# EXERCISE GOAL
Omit all pictures. Copy exactly the lines from the line containing "Extract the structured" to the end of the listing, with both ends included.

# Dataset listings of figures

━━━

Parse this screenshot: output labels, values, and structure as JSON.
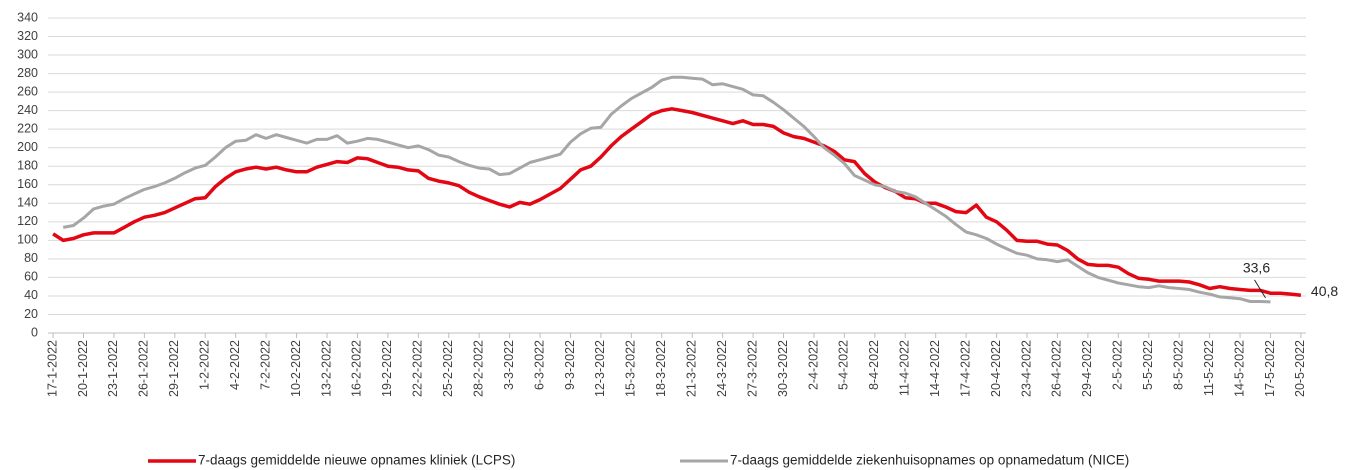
{
  "chart_data": {
    "type": "line",
    "categories": [
      "17-1-2022",
      null,
      null,
      "20-1-2022",
      null,
      null,
      "23-1-2022",
      null,
      null,
      "26-1-2022",
      null,
      null,
      "29-1-2022",
      null,
      null,
      "1-2-2022",
      null,
      null,
      "4-2-2022",
      null,
      null,
      "7-2-2022",
      null,
      null,
      "10-2-2022",
      null,
      null,
      "13-2-2022",
      null,
      null,
      "16-2-2022",
      null,
      null,
      "19-2-2022",
      null,
      null,
      "22-2-2022",
      null,
      null,
      "25-2-2022",
      null,
      null,
      "28-2-2022",
      null,
      null,
      "3-3-2022",
      null,
      null,
      "6-3-2022",
      null,
      null,
      "9-3-2022",
      null,
      null,
      "12-3-2022",
      null,
      null,
      "15-3-2022",
      null,
      null,
      "18-3-2022",
      null,
      null,
      "21-3-2022",
      null,
      null,
      "24-3-2022",
      null,
      null,
      "27-3-2022",
      null,
      null,
      "30-3-2022",
      null,
      null,
      "2-4-2022",
      null,
      null,
      "5-4-2022",
      null,
      null,
      "8-4-2022",
      null,
      null,
      "11-4-2022",
      null,
      null,
      "14-4-2022",
      null,
      null,
      "17-4-2022",
      null,
      null,
      "20-4-2022",
      null,
      null,
      "23-4-2022",
      null,
      null,
      "26-4-2022",
      null,
      null,
      "29-4-2022",
      null,
      null,
      "2-5-2022",
      null,
      null,
      "5-5-2022",
      null,
      null,
      "8-5-2022",
      null,
      null,
      "11-5-2022",
      null,
      null,
      "14-5-2022",
      null,
      null,
      "17-5-2022",
      null,
      null,
      "20-5-2022"
    ],
    "series": [
      {
        "name": "7-daags gemiddelde nieuwe opnames kliniek (LCPS)",
        "color": "#e30613",
        "values": [
          107,
          100,
          102,
          106,
          108,
          108,
          108,
          114,
          120,
          125,
          127,
          130,
          135,
          140,
          145,
          146,
          158,
          167,
          174,
          177,
          179,
          177,
          179,
          176,
          174,
          174,
          179,
          182,
          185,
          184,
          189,
          188,
          184,
          180,
          179,
          176,
          175,
          167,
          164,
          162,
          159,
          152,
          147,
          143,
          139,
          136,
          141,
          139,
          144,
          150,
          156,
          166,
          176,
          180,
          190,
          202,
          212,
          220,
          228,
          236,
          240,
          242,
          240,
          238,
          235,
          232,
          229,
          226,
          229,
          225,
          225,
          223,
          216,
          212,
          210,
          206,
          202,
          196,
          187,
          185,
          172,
          163,
          157,
          153,
          146,
          145,
          140,
          140,
          136,
          131,
          130,
          138,
          125,
          120,
          111,
          100,
          99,
          99,
          96,
          95,
          89,
          80,
          74,
          73,
          73,
          71,
          64,
          59,
          58,
          56,
          56,
          56,
          55,
          52,
          48,
          50,
          48,
          47,
          46,
          46,
          43,
          43,
          42,
          40.8
        ],
        "value_labels": [
          null,
          null,
          null,
          null,
          null,
          null,
          null,
          null,
          null,
          null,
          null,
          null,
          null,
          null,
          null,
          null,
          null,
          null,
          null,
          null,
          null,
          null,
          null,
          null,
          null,
          null,
          null,
          null,
          null,
          null,
          null,
          null,
          null,
          null,
          null,
          null,
          null,
          null,
          null,
          null,
          null,
          null,
          null,
          null,
          null,
          null,
          null,
          null,
          null,
          null,
          null,
          null,
          null,
          null,
          null,
          null,
          null,
          null,
          null,
          null,
          null,
          null,
          null,
          null,
          null,
          null,
          null,
          null,
          null,
          null,
          null,
          null,
          null,
          null,
          null,
          null,
          null,
          null,
          null,
          null,
          null,
          null,
          null,
          null,
          null,
          null,
          null,
          null,
          null,
          null,
          null,
          null,
          null,
          null,
          null,
          null,
          null,
          null,
          null,
          null,
          null,
          null,
          null,
          null,
          null,
          null,
          null,
          null,
          null,
          null,
          null,
          null,
          null,
          null,
          null,
          null,
          null,
          null,
          null,
          null,
          null,
          null,
          null,
          "40,8"
        ]
      },
      {
        "name": "7-daags gemiddelde ziekenhuisopnames op opnamedatum (NICE)",
        "color": "#a6a6a6",
        "values": [
          null,
          114,
          116,
          124,
          134,
          137,
          139,
          145,
          150,
          155,
          158,
          162,
          167,
          173,
          178,
          181,
          190,
          200,
          207,
          208,
          214,
          210,
          214,
          211,
          208,
          205,
          209,
          209,
          213,
          205,
          207,
          210,
          209,
          206,
          203,
          200,
          202,
          198,
          192,
          190,
          185,
          181,
          178,
          177,
          171,
          172,
          178,
          184,
          187,
          190,
          193,
          206,
          215,
          221,
          222,
          236,
          245,
          253,
          259,
          265,
          273,
          276,
          276,
          275,
          274,
          268,
          269,
          266,
          263,
          257,
          256,
          249,
          241,
          232,
          223,
          212,
          200,
          192,
          183,
          170,
          165,
          160,
          158,
          153,
          151,
          147,
          140,
          133,
          126,
          117,
          109,
          106,
          102,
          96,
          91,
          86,
          84,
          80,
          79,
          77,
          79,
          72,
          65,
          60,
          57,
          54,
          52,
          50,
          49,
          51,
          49,
          48,
          47,
          44,
          42,
          39,
          38,
          37,
          34,
          34,
          33.6,
          null,
          null,
          null
        ],
        "value_labels": [
          null,
          null,
          null,
          null,
          null,
          null,
          null,
          null,
          null,
          null,
          null,
          null,
          null,
          null,
          null,
          null,
          null,
          null,
          null,
          null,
          null,
          null,
          null,
          null,
          null,
          null,
          null,
          null,
          null,
          null,
          null,
          null,
          null,
          null,
          null,
          null,
          null,
          null,
          null,
          null,
          null,
          null,
          null,
          null,
          null,
          null,
          null,
          null,
          null,
          null,
          null,
          null,
          null,
          null,
          null,
          null,
          null,
          null,
          null,
          null,
          null,
          null,
          null,
          null,
          null,
          null,
          null,
          null,
          null,
          null,
          null,
          null,
          null,
          null,
          null,
          null,
          null,
          null,
          null,
          null,
          null,
          null,
          null,
          null,
          null,
          null,
          null,
          null,
          null,
          null,
          null,
          null,
          null,
          null,
          null,
          null,
          null,
          null,
          null,
          null,
          null,
          null,
          null,
          null,
          null,
          null,
          null,
          null,
          null,
          null,
          null,
          null,
          null,
          null,
          null,
          null,
          null,
          null,
          null,
          null,
          "33,6",
          null,
          null,
          null
        ]
      }
    ],
    "ylim": [
      0,
      340
    ],
    "yticks": [
      0,
      20,
      40,
      60,
      80,
      100,
      120,
      140,
      160,
      180,
      200,
      220,
      240,
      260,
      280,
      300,
      320,
      340
    ],
    "grid": true,
    "legend": "bottom"
  }
}
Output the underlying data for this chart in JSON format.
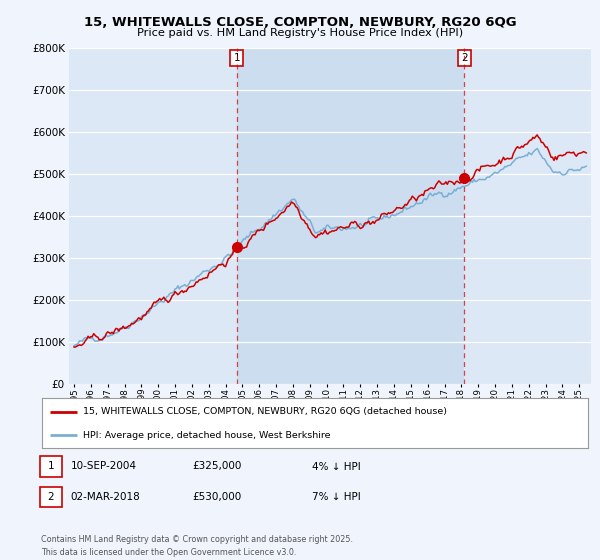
{
  "title_line1": "15, WHITEWALLS CLOSE, COMPTON, NEWBURY, RG20 6QG",
  "title_line2": "Price paid vs. HM Land Registry's House Price Index (HPI)",
  "background_color": "#f0f4fc",
  "plot_bg_color": "#dce8f5",
  "highlight_color": "#ccddf0",
  "grid_color": "#ffffff",
  "red_line_color": "#cc0000",
  "blue_line_color": "#7aafd4",
  "legend_entry1": "15, WHITEWALLS CLOSE, COMPTON, NEWBURY, RG20 6QG (detached house)",
  "legend_entry2": "HPI: Average price, detached house, West Berkshire",
  "table_row1": [
    "1",
    "10-SEP-2004",
    "£325,000",
    "4% ↓ HPI"
  ],
  "table_row2": [
    "2",
    "02-MAR-2018",
    "£530,000",
    "7% ↓ HPI"
  ],
  "footer": "Contains HM Land Registry data © Crown copyright and database right 2025.\nThis data is licensed under the Open Government Licence v3.0.",
  "ylim_max": 800000,
  "ylim_min": 0,
  "sale1_year_month": [
    2004,
    9
  ],
  "sale1_price": 325000,
  "sale2_year_month": [
    2018,
    3
  ],
  "sale2_price": 530000,
  "start_year": 1995,
  "n_months": 366
}
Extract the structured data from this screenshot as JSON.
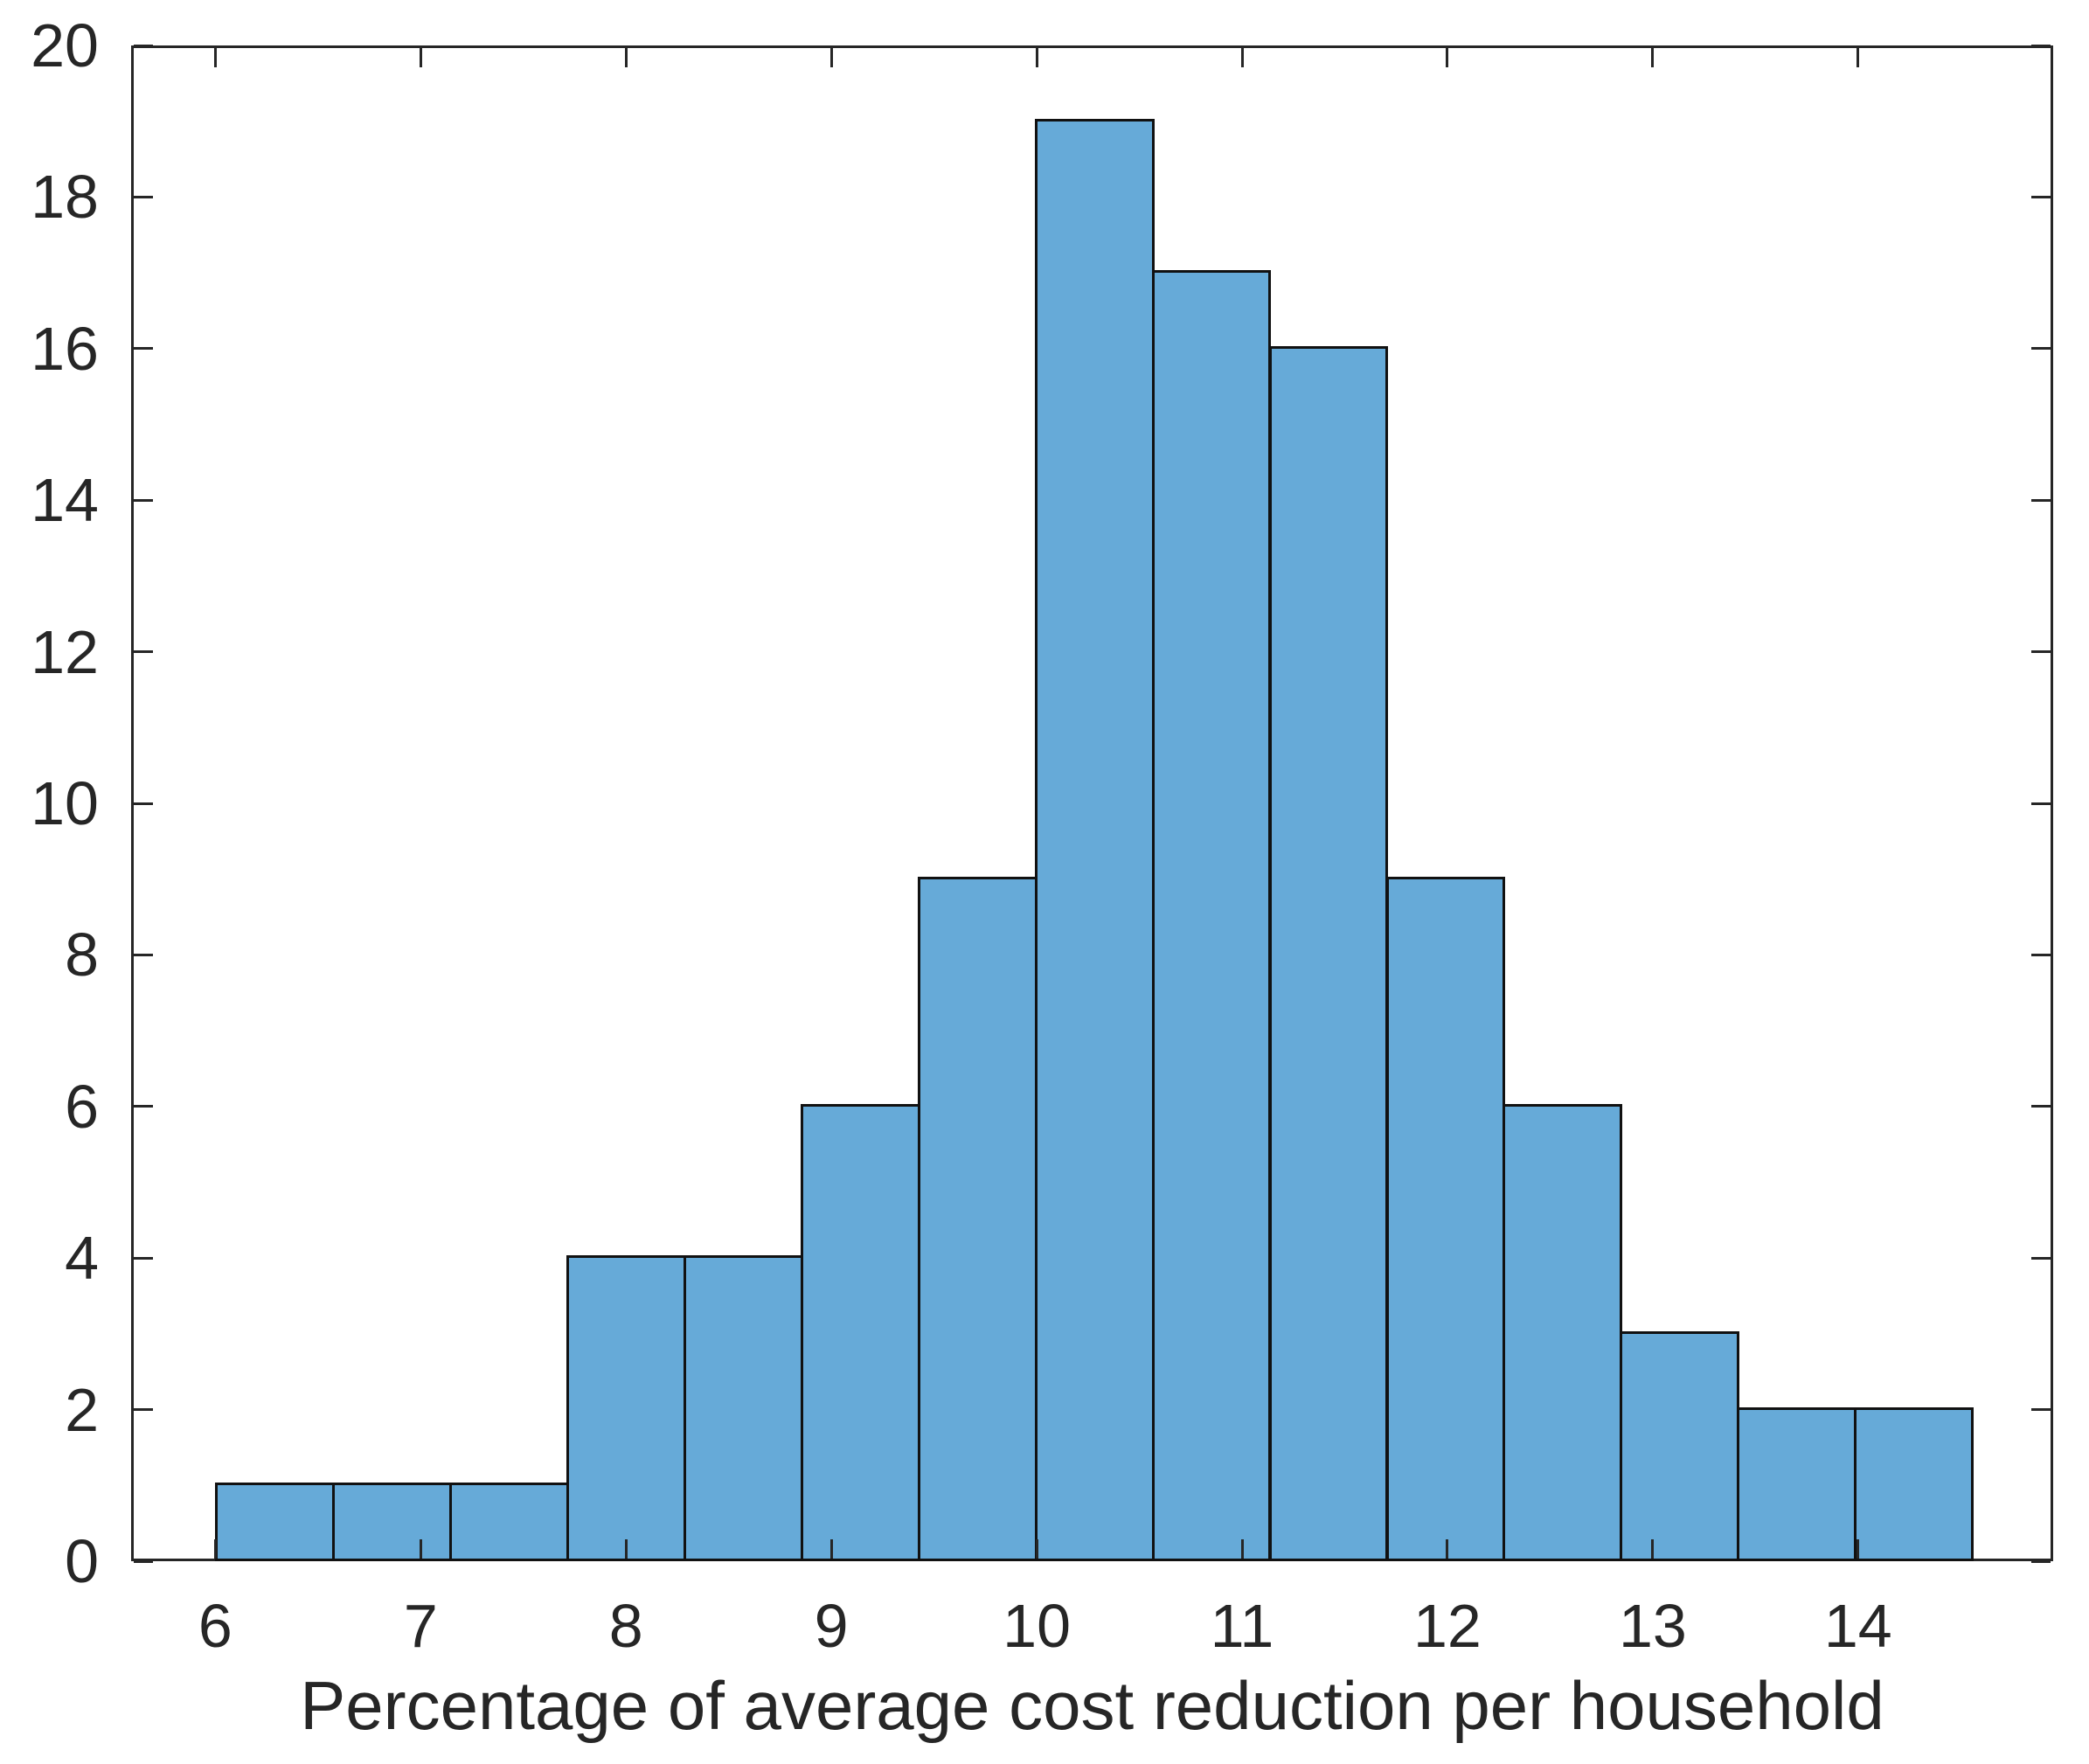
{
  "chart_data": {
    "type": "bar",
    "subtype": "histogram",
    "title": "",
    "xlabel": "Percentage of average cost reduction per household",
    "ylabel": "",
    "bin_edges": [
      6.0,
      6.57,
      7.14,
      7.71,
      8.28,
      8.85,
      9.42,
      9.99,
      10.56,
      11.13,
      11.7,
      12.27,
      12.84,
      13.41,
      13.98,
      14.55
    ],
    "counts": [
      1,
      1,
      1,
      4,
      4,
      6,
      9,
      19,
      17,
      16,
      9,
      6,
      3,
      2,
      2
    ],
    "xticks": [
      6,
      7,
      8,
      9,
      10,
      11,
      12,
      13,
      14
    ],
    "yticks": [
      0,
      2,
      4,
      6,
      8,
      10,
      12,
      14,
      16,
      18,
      20
    ],
    "xlim": [
      5.59,
      14.95
    ],
    "ylim": [
      0,
      20
    ],
    "grid": false,
    "legend": null,
    "colors": {
      "bar_fill": "#66aad8",
      "bar_edge": "#111111",
      "axis": "#262626",
      "text": "#262626",
      "background": "#ffffff"
    }
  }
}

━━━

# PROBLEM SOLUTION
Extract the structured data from this screenshot as JSON.
{
  "chart_data": {
    "type": "bar",
    "subtype": "histogram",
    "title": "",
    "xlabel": "Percentage of average cost reduction per household",
    "ylabel": "",
    "bin_edges": [
      6.0,
      6.57,
      7.14,
      7.71,
      8.28,
      8.85,
      9.42,
      9.99,
      10.56,
      11.13,
      11.7,
      12.27,
      12.84,
      13.41,
      13.98,
      14.55
    ],
    "counts": [
      1,
      1,
      1,
      4,
      4,
      6,
      9,
      19,
      17,
      16,
      9,
      6,
      3,
      2,
      2
    ],
    "xticks": [
      6,
      7,
      8,
      9,
      10,
      11,
      12,
      13,
      14
    ],
    "yticks": [
      0,
      2,
      4,
      6,
      8,
      10,
      12,
      14,
      16,
      18,
      20
    ],
    "xlim": [
      5.59,
      14.95
    ],
    "ylim": [
      0,
      20
    ],
    "grid": false,
    "legend": null,
    "colors": {
      "bar_fill": "#66aad8",
      "bar_edge": "#111111",
      "axis": "#262626",
      "text": "#262626",
      "background": "#ffffff"
    }
  }
}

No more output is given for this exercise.